▸ **INSTRUCTIONS TO FOLLOW**:
Each entry below is to be transcribed exactly.

▸ **MATERIAL FOR THIS EXERCISE**:

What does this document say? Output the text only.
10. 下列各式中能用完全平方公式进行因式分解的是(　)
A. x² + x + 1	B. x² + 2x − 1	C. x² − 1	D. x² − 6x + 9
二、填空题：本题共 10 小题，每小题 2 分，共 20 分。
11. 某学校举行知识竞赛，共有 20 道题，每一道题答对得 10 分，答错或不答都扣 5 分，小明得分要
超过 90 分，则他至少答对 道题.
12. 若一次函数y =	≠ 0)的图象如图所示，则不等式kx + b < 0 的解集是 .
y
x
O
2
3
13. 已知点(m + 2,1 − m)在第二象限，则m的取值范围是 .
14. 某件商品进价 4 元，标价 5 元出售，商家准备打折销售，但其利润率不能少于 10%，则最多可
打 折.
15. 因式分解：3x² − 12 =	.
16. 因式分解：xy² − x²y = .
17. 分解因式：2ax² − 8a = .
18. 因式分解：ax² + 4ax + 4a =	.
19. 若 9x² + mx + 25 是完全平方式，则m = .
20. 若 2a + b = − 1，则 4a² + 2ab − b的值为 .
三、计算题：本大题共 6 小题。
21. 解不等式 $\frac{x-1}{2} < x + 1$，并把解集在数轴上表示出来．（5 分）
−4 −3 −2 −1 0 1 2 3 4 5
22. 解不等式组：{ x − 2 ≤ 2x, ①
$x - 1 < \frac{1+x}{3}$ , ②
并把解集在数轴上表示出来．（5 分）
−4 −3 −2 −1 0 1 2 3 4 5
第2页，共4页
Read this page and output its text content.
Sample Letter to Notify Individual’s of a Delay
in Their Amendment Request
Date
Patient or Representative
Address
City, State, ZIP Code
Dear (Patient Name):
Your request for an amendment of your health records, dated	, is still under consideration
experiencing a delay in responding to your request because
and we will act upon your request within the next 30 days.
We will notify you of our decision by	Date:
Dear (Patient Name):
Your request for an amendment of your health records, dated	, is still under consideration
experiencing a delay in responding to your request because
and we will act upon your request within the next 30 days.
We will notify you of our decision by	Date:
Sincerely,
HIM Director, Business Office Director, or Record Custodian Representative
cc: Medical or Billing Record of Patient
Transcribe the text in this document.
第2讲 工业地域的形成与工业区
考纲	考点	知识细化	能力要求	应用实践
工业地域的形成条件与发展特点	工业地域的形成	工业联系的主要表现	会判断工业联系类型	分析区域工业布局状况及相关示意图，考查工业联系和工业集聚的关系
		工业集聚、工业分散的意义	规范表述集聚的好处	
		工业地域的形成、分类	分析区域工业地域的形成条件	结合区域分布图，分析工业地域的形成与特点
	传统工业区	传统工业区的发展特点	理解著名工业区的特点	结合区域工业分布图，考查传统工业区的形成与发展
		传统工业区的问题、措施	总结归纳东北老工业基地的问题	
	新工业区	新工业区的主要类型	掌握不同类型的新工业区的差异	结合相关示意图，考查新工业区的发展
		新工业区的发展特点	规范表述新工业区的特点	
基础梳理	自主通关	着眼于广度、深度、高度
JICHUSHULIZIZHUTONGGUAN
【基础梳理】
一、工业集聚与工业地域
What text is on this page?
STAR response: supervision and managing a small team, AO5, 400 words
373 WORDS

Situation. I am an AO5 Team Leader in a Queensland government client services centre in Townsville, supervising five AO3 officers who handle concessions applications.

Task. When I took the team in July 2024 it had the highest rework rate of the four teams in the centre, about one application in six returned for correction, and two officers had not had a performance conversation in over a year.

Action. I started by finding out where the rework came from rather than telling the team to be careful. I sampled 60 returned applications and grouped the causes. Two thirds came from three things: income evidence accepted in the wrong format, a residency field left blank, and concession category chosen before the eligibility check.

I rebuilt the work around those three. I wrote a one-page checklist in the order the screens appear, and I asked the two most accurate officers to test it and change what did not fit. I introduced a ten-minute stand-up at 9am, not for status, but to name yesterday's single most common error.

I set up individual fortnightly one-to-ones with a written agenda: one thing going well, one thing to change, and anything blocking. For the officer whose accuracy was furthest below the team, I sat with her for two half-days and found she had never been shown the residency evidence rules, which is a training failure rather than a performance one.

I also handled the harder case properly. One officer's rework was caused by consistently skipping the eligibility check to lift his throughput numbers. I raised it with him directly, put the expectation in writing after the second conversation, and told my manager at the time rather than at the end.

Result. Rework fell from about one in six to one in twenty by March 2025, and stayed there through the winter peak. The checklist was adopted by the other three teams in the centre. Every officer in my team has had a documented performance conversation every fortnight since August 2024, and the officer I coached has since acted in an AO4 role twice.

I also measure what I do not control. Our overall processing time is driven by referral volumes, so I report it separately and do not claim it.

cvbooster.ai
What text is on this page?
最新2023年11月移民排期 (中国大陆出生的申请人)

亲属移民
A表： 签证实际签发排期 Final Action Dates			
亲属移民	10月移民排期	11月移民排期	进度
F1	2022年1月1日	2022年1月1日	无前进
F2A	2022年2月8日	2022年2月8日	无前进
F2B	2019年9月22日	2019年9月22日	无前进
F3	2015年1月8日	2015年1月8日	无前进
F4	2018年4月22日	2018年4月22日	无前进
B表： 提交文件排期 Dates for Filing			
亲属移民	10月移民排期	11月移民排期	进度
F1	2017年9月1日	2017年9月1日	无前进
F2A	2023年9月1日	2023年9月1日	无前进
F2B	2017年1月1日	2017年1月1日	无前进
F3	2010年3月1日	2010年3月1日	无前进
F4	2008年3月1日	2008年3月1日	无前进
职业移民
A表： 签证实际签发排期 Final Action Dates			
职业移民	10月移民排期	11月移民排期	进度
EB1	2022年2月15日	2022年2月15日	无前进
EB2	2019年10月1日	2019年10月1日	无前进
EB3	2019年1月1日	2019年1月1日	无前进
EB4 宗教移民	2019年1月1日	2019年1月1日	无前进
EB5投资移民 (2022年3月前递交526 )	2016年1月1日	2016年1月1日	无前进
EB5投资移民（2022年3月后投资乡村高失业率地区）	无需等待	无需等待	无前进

▸ **COMPLETE RESPONSE**:
What does this document say? Output the text only.
10. 下列各式中能用完全平方公式进行因式分解的是(　)
A. x² + x + 1	B. x² + 2x − 1	C. x² − 1	D. x² − 6x + 9
二、填空题：本题共 10 小题，每小题 2 分，共 20 分。
11. 某学校举行知识竞赛，共有 20 道题，每一道题答对得 10 分，答错或不答都扣 5 分，小明得分要
超过 90 分，则他至少答对 道题.
12. 若一次函数y =	≠ 0)的图象如图所示，则不等式kx + b < 0 的解集是 .
y
x
O
2
3
13. 已知点(m + 2,1 − m)在第二象限，则m的取值范围是 .
14. 某件商品进价 4 元，标价 5 元出售，商家准备打折销售，但其利润率不能少于 10%，则最多可
打 折.
15. 因式分解：3x² − 12 =	.
16. 因式分解：xy² − x²y = .
17. 分解因式：2ax² − 8a = .
18. 因式分解：ax² + 4ax + 4a =	.
19. 若 9x² + mx + 25 是完全平方式，则m = .
20. 若 2a + b = − 1，则 4a² + 2ab − b的值为 .
三、计算题：本大题共 6 小题。
21. 解不等式 $\frac{x-1}{2} < x + 1$，并把解集在数轴上表示出来．（5 分）
−4 −3 −2 −1 0 1 2 3 4 5
22. 解不等式组：{ x − 2 ≤ 2x, ①
$x - 1 < \frac{1+x}{3}$ , ②
并把解集在数轴上表示出来．（5 分）
−4 −3 −2 −1 0 1 2 3 4 5
第2页，共4页
Read this page and output its text content.
Sample Letter to Notify Individual’s of a Delay
in Their Amendment Request
Date
Patient or Representative
Address
City, State, ZIP Code
Dear (Patient Name):
Your request for an amendment of your health records, dated	, is still under consideration
experiencing a delay in responding to your request because
and we will act upon your request within the next 30 days.
We will notify you of our decision by	Date:
Dear (Patient Name):
Your request for an amendment of your health records, dated	, is still under consideration
experiencing a delay in responding to your request because
and we will act upon your request within the next 30 days.
We will notify you of our decision by	Date:
Sincerely,
HIM Director, Business Office Director, or Record Custodian Representative
cc: Medical or Billing Record of Patient
Transcribe the text in this document.
第2讲 工业地域的形成与工业区
考纲	考点	知识细化	能力要求	应用实践
工业地域的形成条件与发展特点	工业地域的形成	工业联系的主要表现	会判断工业联系类型	分析区域工业布局状况及相关示意图，考查工业联系和工业集聚的关系
		工业集聚、工业分散的意义	规范表述集聚的好处	
		工业地域的形成、分类	分析区域工业地域的形成条件	结合区域分布图，分析工业地域的形成与特点
	传统工业区	传统工业区的发展特点	理解著名工业区的特点	结合区域工业分布图，考查传统工业区的形成与发展
		传统工业区的问题、措施	总结归纳东北老工业基地的问题	
	新工业区	新工业区的主要类型	掌握不同类型的新工业区的差异	结合相关示意图，考查新工业区的发展
		新工业区的发展特点	规范表述新工业区的特点	
基础梳理	自主通关	着眼于广度、深度、高度
JICHUSHULIZIZHUTONGGUAN
【基础梳理】
一、工业集聚与工业地域
What text is on this page?
STAR response: supervision and managing a small team, AO5, 400 words
373 WORDS

Situation. I am an AO5 Team Leader in a Queensland government client services centre in Townsville, supervising five AO3 officers who handle concessions applications.

Task. When I took the team in July 2024 it had the highest rework rate of the four teams in the centre, about one application in six returned for correction, and two officers had not had a performance conversation in over a year.

Action. I started by finding out where the rework came from rather than telling the team to be careful. I sampled 60 returned applications and grouped the causes. Two thirds came from three things: income evidence accepted in the wrong format, a residency field left blank, and concession category chosen before the eligibility check.

I rebuilt the work around those three. I wrote a one-page checklist in the order the screens appear, and I asked the two most accurate officers to test it and change what did not fit. I introduced a ten-minute stand-up at 9am, not for status, but to name yesterday's single most common error.

I set up individual fortnightly one-to-ones with a written agenda: one thing going well, one thing to change, and anything blocking. For the officer whose accuracy was furthest below the team, I sat with her for two half-days and found she had never been shown the residency evidence rules, which is a training failure rather than a performance one.

I also handled the harder case properly. One officer's rework was caused by consistently skipping the eligibility check to lift his throughput numbers. I raised it with him directly, put the expectation in writing after the second conversation, and told my manager at the time rather than at the end.

Result. Rework fell from about one in six to one in twenty by March 2025, and stayed there through the winter peak. The checklist was adopted by the other three teams in the centre. Every officer in my team has had a documented performance conversation every fortnight since August 2024, and the officer I coached has since acted in an AO4 role twice.

I also measure what I do not control. Our overall processing time is driven by referral volumes, so I report it separately and do not claim it.

cvbooster.ai
What text is on this page?
最新2023年11月移民排期 (中国大陆出生的申请人)

亲属移民
A表： 签证实际签发排期 Final Action Dates			
亲属移民	10月移民排期	11月移民排期	进度
F1	2022年1月1日	2022年1月1日	无前进
F2A	2022年2月8日	2022年2月8日	无前进
F2B	2019年9月22日	2019年9月22日	无前进
F3	2015年1月8日	2015年1月8日	无前进
F4	2018年4月22日	2018年4月22日	无前进
B表： 提交文件排期 Dates for Filing			
亲属移民	10月移民排期	11月移民排期	进度
F1	2017年9月1日	2017年9月1日	无前进
F2A	2023年9月1日	2023年9月1日	无前进
F2B	2017年1月1日	2017年1月1日	无前进
F3	2010年3月1日	2010年3月1日	无前进
F4	2008年3月1日	2008年3月1日	无前进
职业移民
A表： 签证实际签发排期 Final Action Dates			
职业移民	10月移民排期	11月移民排期	进度
EB1	2022年2月15日	2022年2月15日	无前进
EB2	2019年10月1日	2019年10月1日	无前进
EB3	2019年1月1日	2019年1月1日	无前进
EB4 宗教移民	2019年1月1日	2019年1月1日	无前进
EB5投资移民 (2022年3月前递交526 )	2016年1月1日	2016年1月1日	无前进
EB5投资移民（2022年3月后投资乡村高失业率地区）	无需等待	无需等待	无前进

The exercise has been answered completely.